**PROBLEM STATEMENT**:
For this exercise, repeat all of the material verbatim apart from its images.

**DATA RECORDS**:
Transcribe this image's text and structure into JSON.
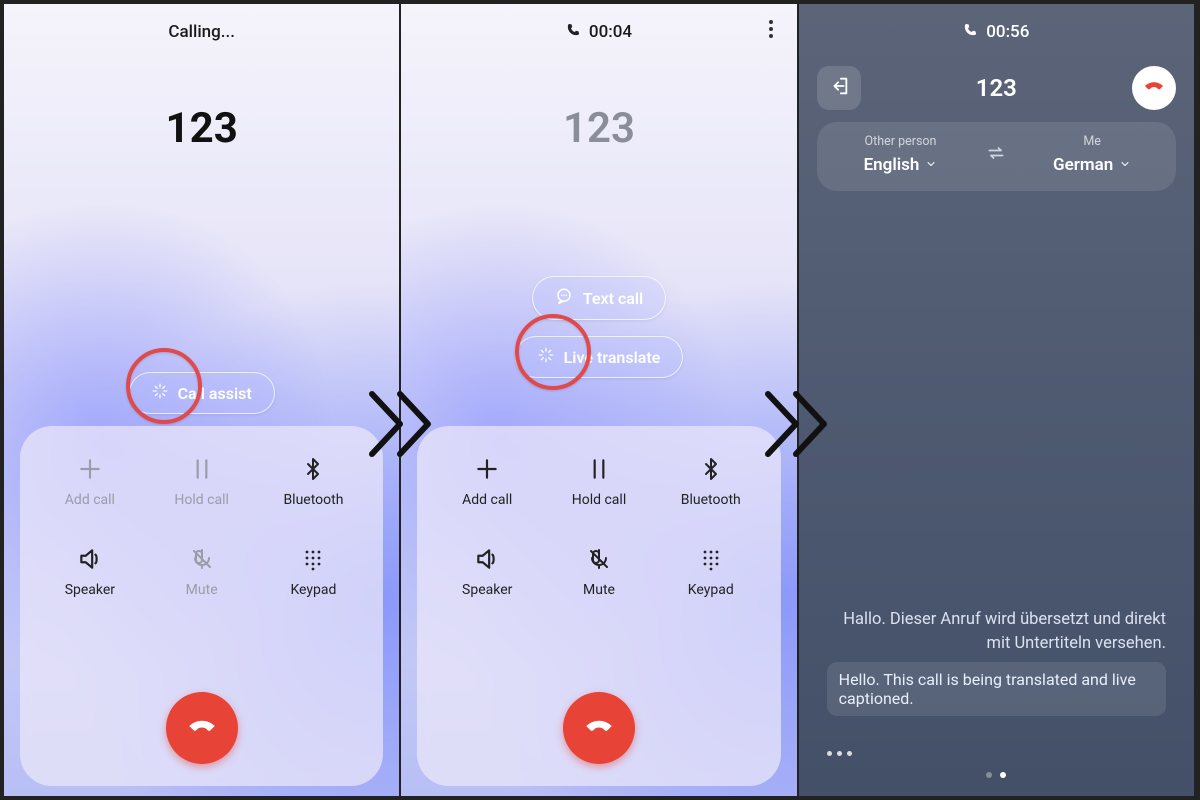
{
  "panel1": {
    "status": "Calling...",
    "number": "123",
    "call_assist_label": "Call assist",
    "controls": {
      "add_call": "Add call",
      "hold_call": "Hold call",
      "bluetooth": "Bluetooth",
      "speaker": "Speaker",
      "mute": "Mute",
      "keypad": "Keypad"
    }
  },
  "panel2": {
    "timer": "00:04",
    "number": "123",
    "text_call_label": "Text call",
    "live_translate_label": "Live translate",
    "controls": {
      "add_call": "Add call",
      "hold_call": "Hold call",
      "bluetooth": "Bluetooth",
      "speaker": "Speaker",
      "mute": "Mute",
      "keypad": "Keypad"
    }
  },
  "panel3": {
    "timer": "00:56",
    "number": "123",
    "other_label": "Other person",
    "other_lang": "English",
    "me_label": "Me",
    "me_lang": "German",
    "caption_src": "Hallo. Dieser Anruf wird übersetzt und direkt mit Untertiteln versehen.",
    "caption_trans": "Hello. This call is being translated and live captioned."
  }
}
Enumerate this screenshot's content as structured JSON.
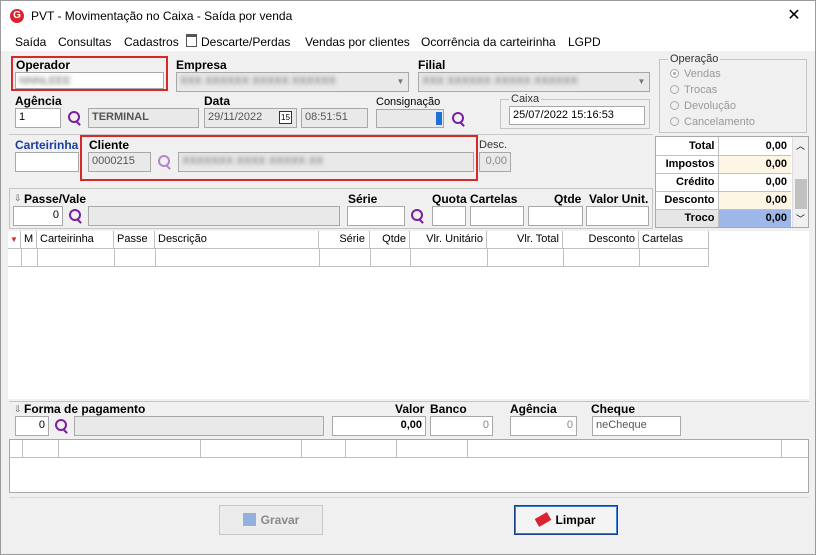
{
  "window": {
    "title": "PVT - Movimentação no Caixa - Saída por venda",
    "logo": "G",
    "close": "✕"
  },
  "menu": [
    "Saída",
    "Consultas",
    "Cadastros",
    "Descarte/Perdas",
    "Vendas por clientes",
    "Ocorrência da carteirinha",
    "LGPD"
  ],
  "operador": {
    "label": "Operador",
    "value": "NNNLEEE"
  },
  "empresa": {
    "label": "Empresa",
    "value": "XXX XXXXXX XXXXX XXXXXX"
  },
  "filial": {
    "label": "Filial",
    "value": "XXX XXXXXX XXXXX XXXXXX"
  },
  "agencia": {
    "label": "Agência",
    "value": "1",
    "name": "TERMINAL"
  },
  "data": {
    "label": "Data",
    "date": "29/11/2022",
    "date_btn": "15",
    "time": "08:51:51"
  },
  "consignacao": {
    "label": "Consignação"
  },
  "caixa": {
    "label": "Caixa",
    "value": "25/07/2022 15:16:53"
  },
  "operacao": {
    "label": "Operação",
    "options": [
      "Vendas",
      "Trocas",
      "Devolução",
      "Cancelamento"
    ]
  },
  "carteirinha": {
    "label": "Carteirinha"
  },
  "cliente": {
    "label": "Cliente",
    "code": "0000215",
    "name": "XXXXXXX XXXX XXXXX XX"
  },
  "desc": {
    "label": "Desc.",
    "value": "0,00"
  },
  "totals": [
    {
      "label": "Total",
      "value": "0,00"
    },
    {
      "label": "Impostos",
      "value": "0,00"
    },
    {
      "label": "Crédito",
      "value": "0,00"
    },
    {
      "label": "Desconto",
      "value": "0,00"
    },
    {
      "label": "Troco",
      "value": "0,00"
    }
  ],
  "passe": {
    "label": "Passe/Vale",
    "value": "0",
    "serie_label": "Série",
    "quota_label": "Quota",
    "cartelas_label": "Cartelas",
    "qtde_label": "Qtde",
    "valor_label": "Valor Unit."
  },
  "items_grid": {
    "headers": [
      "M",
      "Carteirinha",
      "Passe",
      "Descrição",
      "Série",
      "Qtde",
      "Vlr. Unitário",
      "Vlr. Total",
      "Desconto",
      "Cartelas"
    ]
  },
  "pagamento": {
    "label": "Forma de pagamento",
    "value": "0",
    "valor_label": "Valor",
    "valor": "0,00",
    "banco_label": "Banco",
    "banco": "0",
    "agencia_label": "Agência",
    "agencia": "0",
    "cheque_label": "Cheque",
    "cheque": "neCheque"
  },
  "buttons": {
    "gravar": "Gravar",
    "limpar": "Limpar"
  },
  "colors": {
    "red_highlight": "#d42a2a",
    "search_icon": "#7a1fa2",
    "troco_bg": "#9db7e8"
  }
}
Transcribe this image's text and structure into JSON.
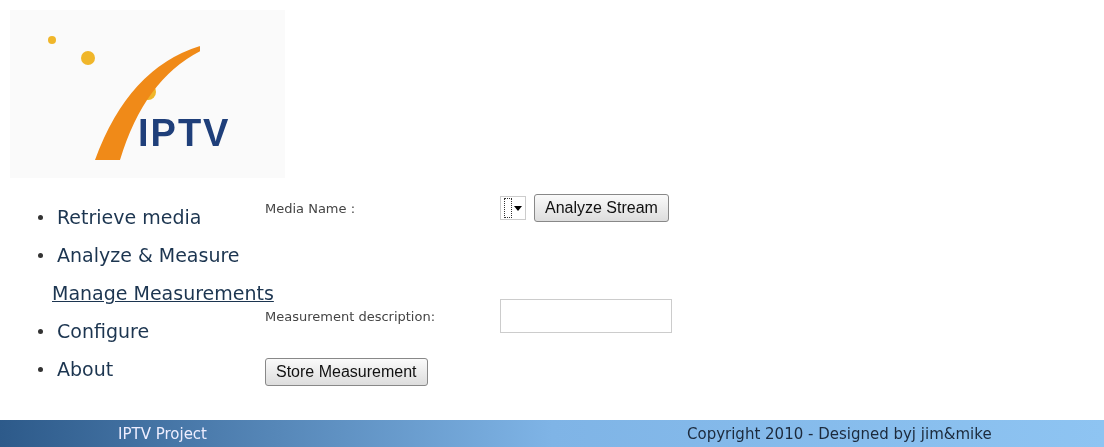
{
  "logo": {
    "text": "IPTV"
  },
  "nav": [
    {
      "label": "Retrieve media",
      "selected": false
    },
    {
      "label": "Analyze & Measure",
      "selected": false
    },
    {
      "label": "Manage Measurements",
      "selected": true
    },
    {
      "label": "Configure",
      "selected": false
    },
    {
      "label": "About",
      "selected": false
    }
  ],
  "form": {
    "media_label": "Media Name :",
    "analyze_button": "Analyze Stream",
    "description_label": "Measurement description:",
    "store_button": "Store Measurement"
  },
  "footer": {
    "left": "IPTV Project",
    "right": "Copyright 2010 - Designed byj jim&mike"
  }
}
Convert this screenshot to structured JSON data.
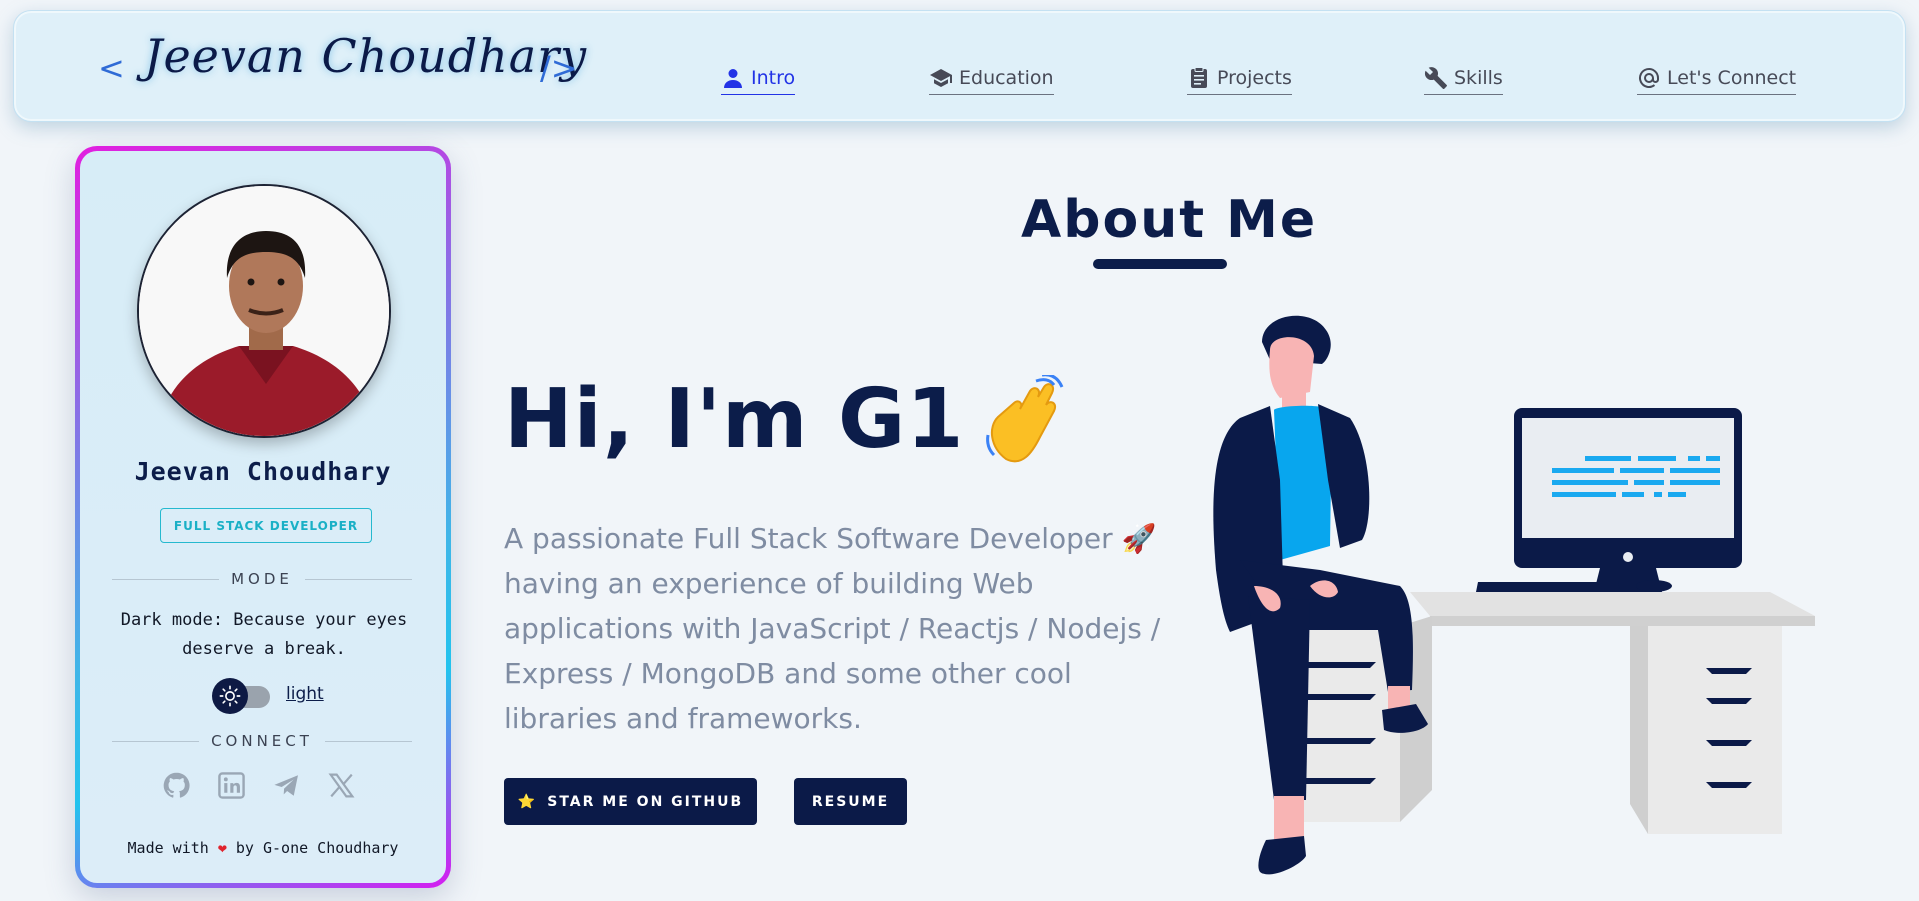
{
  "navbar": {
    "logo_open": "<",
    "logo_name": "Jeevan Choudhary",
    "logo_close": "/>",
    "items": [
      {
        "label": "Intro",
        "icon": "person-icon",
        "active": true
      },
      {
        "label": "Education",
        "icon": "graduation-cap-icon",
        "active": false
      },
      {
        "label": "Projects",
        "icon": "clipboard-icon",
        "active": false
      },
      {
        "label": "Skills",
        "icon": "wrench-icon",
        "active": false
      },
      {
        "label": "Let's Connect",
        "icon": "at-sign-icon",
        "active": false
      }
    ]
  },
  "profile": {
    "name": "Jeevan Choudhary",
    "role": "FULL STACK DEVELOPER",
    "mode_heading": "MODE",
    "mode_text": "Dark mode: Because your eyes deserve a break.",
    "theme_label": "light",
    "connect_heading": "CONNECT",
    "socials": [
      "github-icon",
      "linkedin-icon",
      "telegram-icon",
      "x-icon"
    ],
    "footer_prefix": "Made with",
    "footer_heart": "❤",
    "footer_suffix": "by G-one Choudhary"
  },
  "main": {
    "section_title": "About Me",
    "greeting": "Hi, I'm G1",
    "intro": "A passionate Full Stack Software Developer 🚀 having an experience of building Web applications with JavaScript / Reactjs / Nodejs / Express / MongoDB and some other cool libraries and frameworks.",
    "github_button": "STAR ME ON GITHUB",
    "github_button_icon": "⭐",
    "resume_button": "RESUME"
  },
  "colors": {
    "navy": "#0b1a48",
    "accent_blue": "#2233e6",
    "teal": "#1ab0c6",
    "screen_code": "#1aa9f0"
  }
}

**IN RESPONSE**:
Transcribe this image's text and structure into JSON.
{
  "panel1": {
    "status": "Calling...",
    "number": "123",
    "call_assist_label": "Call assist",
    "controls": {
      "add_call": "Add call",
      "hold_call": "Hold call",
      "bluetooth": "Bluetooth",
      "speaker": "Speaker",
      "mute": "Mute",
      "keypad": "Keypad"
    }
  },
  "panel2": {
    "timer": "00:04",
    "number": "123",
    "text_call_label": "Text call",
    "live_translate_label": "Live translate",
    "controls": {
      "add_call": "Add call",
      "hold_call": "Hold call",
      "bluetooth": "Bluetooth",
      "speaker": "Speaker",
      "mute": "Mute",
      "keypad": "Keypad"
    }
  },
  "panel3": {
    "timer": "00:56",
    "number": "123",
    "other_label": "Other person",
    "other_lang": "English",
    "me_label": "Me",
    "me_lang": "German",
    "caption_src": "Hallo. Dieser Anruf wird übersetzt und direkt mit Untertiteln versehen.",
    "caption_trans": "Hello. This call is being translated and live captioned."
  }
}
Enumerate this screenshot's content as structured JSON.
{
  "window": {
    "title": "PVT - Movimentação no Caixa - Saída por venda",
    "logo": "G",
    "close": "✕"
  },
  "menu": [
    "Saída",
    "Consultas",
    "Cadastros",
    "Descarte/Perdas",
    "Vendas por clientes",
    "Ocorrência da carteirinha",
    "LGPD"
  ],
  "operador": {
    "label": "Operador",
    "value": "NNNLEEE"
  },
  "empresa": {
    "label": "Empresa",
    "value": "XXX XXXXXX XXXXX XXXXXX"
  },
  "filial": {
    "label": "Filial",
    "value": "XXX XXXXXX XXXXX XXXXXX"
  },
  "agencia": {
    "label": "Agência",
    "value": "1",
    "name": "TERMINAL"
  },
  "data": {
    "label": "Data",
    "date": "29/11/2022",
    "date_btn": "15",
    "time": "08:51:51"
  },
  "consignacao": {
    "label": "Consignação"
  },
  "caixa": {
    "label": "Caixa",
    "value": "25/07/2022 15:16:53"
  },
  "operacao": {
    "label": "Operação",
    "options": [
      "Vendas",
      "Trocas",
      "Devolução",
      "Cancelamento"
    ]
  },
  "carteirinha": {
    "label": "Carteirinha"
  },
  "cliente": {
    "label": "Cliente",
    "code": "0000215",
    "name": "XXXXXXX XXXX XXXXX XX"
  },
  "desc": {
    "label": "Desc.",
    "value": "0,00"
  },
  "totals": [
    {
      "label": "Total",
      "value": "0,00"
    },
    {
      "label": "Impostos",
      "value": "0,00"
    },
    {
      "label": "Crédito",
      "value": "0,00"
    },
    {
      "label": "Desconto",
      "value": "0,00"
    },
    {
      "label": "Troco",
      "value": "0,00"
    }
  ],
  "passe": {
    "label": "Passe/Vale",
    "value": "0",
    "serie_label": "Série",
    "quota_label": "Quota",
    "cartelas_label": "Cartelas",
    "qtde_label": "Qtde",
    "valor_label": "Valor Unit."
  },
  "items_grid": {
    "headers": [
      "M",
      "Carteirinha",
      "Passe",
      "Descrição",
      "Série",
      "Qtde",
      "Vlr. Unitário",
      "Vlr. Total",
      "Desconto",
      "Cartelas"
    ]
  },
  "pagamento": {
    "label": "Forma de pagamento",
    "value": "0",
    "valor_label": "Valor",
    "valor": "0,00",
    "banco_label": "Banco",
    "banco": "0",
    "agencia_label": "Agência",
    "agencia": "0",
    "cheque_label": "Cheque",
    "cheque": "neCheque"
  },
  "buttons": {
    "gravar": "Gravar",
    "limpar": "Limpar"
  },
  "colors": {
    "red_highlight": "#d42a2a",
    "search_icon": "#7a1fa2",
    "troco_bg": "#9db7e8"
  }
}
Transcribe this image's text and structure into JSON.
{
  "logo": {
    "text": "IPTV"
  },
  "nav": [
    {
      "label": "Retrieve media",
      "selected": false
    },
    {
      "label": "Analyze & Measure",
      "selected": false
    },
    {
      "label": "Manage Measurements",
      "selected": true
    },
    {
      "label": "Configure",
      "selected": false
    },
    {
      "label": "About",
      "selected": false
    }
  ],
  "form": {
    "media_label": "Media Name :",
    "analyze_button": "Analyze Stream",
    "description_label": "Measurement description:",
    "store_button": "Store Measurement"
  },
  "footer": {
    "left": "IPTV Project",
    "right": "Copyright 2010 - Designed byj jim&mike"
  }
}
Convert this screenshot to structured JSON data.
{
  "navbar": {
    "logo_open": "<",
    "logo_name": "Jeevan Choudhary",
    "logo_close": "/>",
    "items": [
      {
        "label": "Intro",
        "icon": "person-icon",
        "active": true
      },
      {
        "label": "Education",
        "icon": "graduation-cap-icon",
        "active": false
      },
      {
        "label": "Projects",
        "icon": "clipboard-icon",
        "active": false
      },
      {
        "label": "Skills",
        "icon": "wrench-icon",
        "active": false
      },
      {
        "label": "Let's Connect",
        "icon": "at-sign-icon",
        "active": false
      }
    ]
  },
  "profile": {
    "name": "Jeevan Choudhary",
    "role": "FULL STACK DEVELOPER",
    "mode_heading": "MODE",
    "mode_text": "Dark mode: Because your eyes deserve a break.",
    "theme_label": "light",
    "connect_heading": "CONNECT",
    "socials": [
      "github-icon",
      "linkedin-icon",
      "telegram-icon",
      "x-icon"
    ],
    "footer_prefix": "Made with",
    "footer_heart": "❤",
    "footer_suffix": "by G-one Choudhary"
  },
  "main": {
    "section_title": "About Me",
    "greeting": "Hi, I'm G1",
    "intro": "A passionate Full Stack Software Developer 🚀 having an experience of building Web applications with JavaScript / Reactjs / Nodejs / Express / MongoDB and some other cool libraries and frameworks.",
    "github_button": "STAR ME ON GITHUB",
    "github_button_icon": "⭐",
    "resume_button": "RESUME"
  },
  "colors": {
    "navy": "#0b1a48",
    "accent_blue": "#2233e6",
    "teal": "#1ab0c6",
    "screen_code": "#1aa9f0"
  }
}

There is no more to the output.